- _Saved entries_

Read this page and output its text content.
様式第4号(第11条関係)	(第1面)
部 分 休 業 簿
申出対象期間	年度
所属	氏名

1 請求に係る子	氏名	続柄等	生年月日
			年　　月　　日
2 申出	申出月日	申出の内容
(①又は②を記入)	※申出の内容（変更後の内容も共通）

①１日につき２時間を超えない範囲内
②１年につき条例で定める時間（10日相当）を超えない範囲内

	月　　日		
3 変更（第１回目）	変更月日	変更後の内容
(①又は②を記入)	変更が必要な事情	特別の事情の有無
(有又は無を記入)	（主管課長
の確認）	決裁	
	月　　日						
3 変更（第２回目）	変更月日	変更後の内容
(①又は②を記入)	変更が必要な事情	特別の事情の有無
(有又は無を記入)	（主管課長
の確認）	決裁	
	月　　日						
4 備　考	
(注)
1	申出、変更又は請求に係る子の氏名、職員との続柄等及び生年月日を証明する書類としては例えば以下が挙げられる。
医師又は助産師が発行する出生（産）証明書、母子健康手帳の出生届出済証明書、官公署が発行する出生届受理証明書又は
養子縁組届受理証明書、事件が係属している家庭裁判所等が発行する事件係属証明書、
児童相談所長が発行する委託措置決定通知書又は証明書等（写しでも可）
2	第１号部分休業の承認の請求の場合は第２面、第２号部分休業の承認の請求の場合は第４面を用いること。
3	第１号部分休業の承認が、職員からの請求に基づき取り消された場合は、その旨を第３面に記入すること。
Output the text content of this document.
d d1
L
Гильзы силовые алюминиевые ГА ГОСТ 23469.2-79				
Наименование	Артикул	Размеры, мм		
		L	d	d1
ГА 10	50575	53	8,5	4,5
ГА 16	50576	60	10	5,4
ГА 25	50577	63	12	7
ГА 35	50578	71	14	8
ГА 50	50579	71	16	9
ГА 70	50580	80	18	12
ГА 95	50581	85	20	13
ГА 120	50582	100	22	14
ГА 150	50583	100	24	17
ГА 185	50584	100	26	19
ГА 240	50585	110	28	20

- _Problem requirements_
Reproduce the records in full, exactly as written.

- _Complete output_
Read this page and output its text content.
様式第4号(第11条関係)	(第1面)
部 分 休 業 簿
申出対象期間	年度
所属	氏名

1 請求に係る子	氏名	続柄等	生年月日
			年　　月　　日
2 申出	申出月日	申出の内容
(①又は②を記入)	※申出の内容（変更後の内容も共通）

①１日につき２時間を超えない範囲内
②１年につき条例で定める時間（10日相当）を超えない範囲内

	月　　日		
3 変更（第１回目）	変更月日	変更後の内容
(①又は②を記入)	変更が必要な事情	特別の事情の有無
(有又は無を記入)	（主管課長
の確認）	決裁	
	月　　日						
3 変更（第２回目）	変更月日	変更後の内容
(①又は②を記入)	変更が必要な事情	特別の事情の有無
(有又は無を記入)	（主管課長
の確認）	決裁	
	月　　日						
4 備　考	
(注)
1	申出、変更又は請求に係る子の氏名、職員との続柄等及び生年月日を証明する書類としては例えば以下が挙げられる。
医師又は助産師が発行する出生（産）証明書、母子健康手帳の出生届出済証明書、官公署が発行する出生届受理証明書又は
養子縁組届受理証明書、事件が係属している家庭裁判所等が発行する事件係属証明書、
児童相談所長が発行する委託措置決定通知書又は証明書等（写しでも可）
2	第１号部分休業の承認の請求の場合は第２面、第２号部分休業の承認の請求の場合は第４面を用いること。
3	第１号部分休業の承認が、職員からの請求に基づき取り消された場合は、その旨を第３面に記入すること。
Output the text content of this document.
d d1
L
Гильзы силовые алюминиевые ГА ГОСТ 23469.2-79				
Наименование	Артикул	Размеры, мм		
		L	d	d1
ГА 10	50575	53	8,5	4,5
ГА 16	50576	60	10	5,4
ГА 25	50577	63	12	7
ГА 35	50578	71	14	8
ГА 50	50579	71	16	9
ГА 70	50580	80	18	12
ГА 95	50581	85	20	13
ГА 120	50582	100	22	14
ГА 150	50583	100	24	17
ГА 185	50584	100	26	19
ГА 240	50585	110	28	20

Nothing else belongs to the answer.